## The task
Below are records; count the lines that contain "Godzilla" and give only the total.

++++++++

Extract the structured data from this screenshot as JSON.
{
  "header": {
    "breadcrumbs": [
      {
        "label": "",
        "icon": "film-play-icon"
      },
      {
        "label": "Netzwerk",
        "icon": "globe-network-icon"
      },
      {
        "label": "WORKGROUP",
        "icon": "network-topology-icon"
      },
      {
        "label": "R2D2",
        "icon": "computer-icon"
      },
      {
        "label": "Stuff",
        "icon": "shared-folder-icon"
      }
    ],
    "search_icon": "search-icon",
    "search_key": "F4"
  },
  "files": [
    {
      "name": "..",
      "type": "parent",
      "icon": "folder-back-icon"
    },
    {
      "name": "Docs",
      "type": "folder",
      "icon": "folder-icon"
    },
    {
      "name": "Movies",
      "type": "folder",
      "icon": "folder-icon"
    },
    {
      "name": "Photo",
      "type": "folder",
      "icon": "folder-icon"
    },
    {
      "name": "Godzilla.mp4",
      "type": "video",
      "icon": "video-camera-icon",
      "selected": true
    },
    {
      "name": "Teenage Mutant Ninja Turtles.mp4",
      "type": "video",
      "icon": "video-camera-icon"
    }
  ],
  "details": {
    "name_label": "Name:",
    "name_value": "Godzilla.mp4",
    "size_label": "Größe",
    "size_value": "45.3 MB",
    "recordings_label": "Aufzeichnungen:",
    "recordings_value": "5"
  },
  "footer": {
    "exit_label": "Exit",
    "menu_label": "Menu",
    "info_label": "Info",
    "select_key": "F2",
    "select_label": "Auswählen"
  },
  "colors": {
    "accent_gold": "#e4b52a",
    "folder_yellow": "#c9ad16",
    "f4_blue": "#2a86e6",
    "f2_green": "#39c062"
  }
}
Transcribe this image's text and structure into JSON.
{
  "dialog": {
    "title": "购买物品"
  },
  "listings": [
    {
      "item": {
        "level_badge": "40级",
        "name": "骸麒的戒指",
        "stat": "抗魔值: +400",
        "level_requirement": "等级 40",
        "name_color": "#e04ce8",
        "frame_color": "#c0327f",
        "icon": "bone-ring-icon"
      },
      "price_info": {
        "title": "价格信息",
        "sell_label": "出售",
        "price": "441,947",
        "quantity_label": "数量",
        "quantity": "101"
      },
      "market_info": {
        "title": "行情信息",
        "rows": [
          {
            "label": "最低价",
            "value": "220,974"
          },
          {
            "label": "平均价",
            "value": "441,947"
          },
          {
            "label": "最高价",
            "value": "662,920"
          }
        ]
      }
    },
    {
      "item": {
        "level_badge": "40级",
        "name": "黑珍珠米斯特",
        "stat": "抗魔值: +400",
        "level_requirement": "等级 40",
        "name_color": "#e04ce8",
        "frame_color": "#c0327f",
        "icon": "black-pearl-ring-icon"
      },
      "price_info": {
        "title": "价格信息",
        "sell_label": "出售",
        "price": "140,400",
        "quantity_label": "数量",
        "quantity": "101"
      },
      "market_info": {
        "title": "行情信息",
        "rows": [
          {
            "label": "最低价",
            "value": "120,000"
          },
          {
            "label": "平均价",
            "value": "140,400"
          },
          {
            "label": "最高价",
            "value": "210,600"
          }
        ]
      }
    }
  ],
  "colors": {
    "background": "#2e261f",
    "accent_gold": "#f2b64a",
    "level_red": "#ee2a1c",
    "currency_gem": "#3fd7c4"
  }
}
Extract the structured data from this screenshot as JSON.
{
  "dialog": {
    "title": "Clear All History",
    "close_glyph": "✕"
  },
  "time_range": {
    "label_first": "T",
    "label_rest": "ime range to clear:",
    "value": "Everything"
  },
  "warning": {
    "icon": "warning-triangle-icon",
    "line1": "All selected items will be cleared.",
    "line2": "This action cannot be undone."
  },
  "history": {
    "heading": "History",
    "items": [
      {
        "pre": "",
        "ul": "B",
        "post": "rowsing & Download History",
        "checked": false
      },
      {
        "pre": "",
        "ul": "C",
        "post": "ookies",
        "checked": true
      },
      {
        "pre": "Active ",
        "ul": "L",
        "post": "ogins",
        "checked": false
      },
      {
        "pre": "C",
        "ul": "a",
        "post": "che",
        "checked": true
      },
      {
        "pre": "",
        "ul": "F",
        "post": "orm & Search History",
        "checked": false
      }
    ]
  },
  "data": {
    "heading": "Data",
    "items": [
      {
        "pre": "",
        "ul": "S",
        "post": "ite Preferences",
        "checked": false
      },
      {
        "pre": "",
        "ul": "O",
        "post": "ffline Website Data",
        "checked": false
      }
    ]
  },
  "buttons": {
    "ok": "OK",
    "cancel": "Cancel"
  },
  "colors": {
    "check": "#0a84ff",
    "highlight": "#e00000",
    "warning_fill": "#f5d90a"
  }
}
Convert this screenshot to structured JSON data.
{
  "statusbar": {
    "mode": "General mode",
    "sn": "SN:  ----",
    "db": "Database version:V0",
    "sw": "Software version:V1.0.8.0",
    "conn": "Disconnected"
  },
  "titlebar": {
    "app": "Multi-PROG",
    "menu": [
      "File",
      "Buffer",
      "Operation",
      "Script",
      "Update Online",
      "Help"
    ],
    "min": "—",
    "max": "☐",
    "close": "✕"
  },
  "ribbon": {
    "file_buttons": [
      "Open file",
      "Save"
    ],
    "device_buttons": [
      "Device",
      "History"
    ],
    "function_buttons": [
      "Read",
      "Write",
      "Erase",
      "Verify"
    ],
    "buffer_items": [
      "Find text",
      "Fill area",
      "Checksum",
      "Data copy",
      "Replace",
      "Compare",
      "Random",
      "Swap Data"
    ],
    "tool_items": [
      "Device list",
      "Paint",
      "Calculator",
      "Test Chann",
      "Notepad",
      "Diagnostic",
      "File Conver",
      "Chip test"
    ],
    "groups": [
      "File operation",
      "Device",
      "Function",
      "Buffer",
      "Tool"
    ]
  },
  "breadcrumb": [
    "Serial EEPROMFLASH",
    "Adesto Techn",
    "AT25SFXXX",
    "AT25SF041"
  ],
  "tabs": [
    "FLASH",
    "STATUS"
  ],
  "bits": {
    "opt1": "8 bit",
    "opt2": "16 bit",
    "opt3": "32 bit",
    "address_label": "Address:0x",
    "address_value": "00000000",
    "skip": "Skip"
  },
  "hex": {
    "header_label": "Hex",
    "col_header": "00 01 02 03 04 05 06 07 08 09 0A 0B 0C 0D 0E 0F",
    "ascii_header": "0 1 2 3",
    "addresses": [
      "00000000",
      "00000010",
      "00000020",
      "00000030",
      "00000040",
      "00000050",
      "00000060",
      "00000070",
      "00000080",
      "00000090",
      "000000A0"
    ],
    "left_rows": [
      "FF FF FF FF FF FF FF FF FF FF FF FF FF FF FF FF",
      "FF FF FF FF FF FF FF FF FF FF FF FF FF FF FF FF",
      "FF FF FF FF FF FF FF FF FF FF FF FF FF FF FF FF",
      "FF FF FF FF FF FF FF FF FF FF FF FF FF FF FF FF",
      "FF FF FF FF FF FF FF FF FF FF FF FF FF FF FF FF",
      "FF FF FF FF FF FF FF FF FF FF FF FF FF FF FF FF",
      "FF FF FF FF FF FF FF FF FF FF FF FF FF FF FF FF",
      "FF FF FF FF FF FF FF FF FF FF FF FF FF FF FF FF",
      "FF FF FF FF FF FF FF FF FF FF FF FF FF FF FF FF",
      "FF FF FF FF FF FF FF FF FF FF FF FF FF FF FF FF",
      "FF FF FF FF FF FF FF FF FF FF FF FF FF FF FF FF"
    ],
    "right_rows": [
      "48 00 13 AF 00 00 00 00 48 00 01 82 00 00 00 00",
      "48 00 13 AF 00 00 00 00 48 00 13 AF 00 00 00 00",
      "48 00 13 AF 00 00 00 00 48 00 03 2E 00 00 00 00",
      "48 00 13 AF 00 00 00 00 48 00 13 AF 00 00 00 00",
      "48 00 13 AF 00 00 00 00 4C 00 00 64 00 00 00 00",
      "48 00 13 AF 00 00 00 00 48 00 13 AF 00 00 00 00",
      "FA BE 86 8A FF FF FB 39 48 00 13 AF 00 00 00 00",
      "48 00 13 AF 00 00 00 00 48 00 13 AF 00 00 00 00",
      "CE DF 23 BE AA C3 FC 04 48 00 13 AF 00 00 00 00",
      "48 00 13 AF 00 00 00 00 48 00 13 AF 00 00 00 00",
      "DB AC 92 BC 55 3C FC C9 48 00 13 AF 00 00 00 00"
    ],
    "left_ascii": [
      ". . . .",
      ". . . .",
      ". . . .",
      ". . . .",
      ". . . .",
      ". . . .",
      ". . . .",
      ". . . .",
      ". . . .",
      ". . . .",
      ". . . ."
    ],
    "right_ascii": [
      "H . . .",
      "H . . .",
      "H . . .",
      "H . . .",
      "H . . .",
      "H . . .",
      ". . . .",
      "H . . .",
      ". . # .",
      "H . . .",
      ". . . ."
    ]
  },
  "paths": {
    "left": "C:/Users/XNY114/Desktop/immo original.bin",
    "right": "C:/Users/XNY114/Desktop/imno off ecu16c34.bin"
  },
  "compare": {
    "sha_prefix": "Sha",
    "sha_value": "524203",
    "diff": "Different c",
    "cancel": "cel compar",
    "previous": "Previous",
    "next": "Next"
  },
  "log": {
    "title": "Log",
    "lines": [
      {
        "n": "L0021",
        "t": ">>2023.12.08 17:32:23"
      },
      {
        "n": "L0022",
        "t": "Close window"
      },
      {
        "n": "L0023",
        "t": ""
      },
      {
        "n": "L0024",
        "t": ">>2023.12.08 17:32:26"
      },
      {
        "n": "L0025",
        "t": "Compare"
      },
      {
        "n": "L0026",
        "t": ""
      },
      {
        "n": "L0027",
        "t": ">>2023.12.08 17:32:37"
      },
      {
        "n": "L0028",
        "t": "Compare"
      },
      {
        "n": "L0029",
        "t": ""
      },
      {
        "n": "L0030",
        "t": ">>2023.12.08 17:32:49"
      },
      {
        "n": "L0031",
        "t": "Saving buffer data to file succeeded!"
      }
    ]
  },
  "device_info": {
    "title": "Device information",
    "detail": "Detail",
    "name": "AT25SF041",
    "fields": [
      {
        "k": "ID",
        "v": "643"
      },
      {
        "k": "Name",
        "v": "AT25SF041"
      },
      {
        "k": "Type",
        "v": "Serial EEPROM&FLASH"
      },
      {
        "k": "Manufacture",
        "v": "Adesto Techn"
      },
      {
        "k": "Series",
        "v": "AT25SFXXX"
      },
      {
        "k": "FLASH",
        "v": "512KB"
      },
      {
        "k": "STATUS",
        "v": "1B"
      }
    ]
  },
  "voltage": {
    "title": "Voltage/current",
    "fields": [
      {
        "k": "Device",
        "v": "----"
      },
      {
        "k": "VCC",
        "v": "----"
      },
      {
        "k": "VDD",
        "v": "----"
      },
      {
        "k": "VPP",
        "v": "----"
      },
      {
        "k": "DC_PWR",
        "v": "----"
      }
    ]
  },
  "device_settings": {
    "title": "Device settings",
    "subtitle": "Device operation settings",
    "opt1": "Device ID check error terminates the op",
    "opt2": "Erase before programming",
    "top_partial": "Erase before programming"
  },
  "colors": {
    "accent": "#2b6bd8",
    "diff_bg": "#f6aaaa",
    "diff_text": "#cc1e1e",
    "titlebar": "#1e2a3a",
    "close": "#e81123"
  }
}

++++++++

## Exercise result
2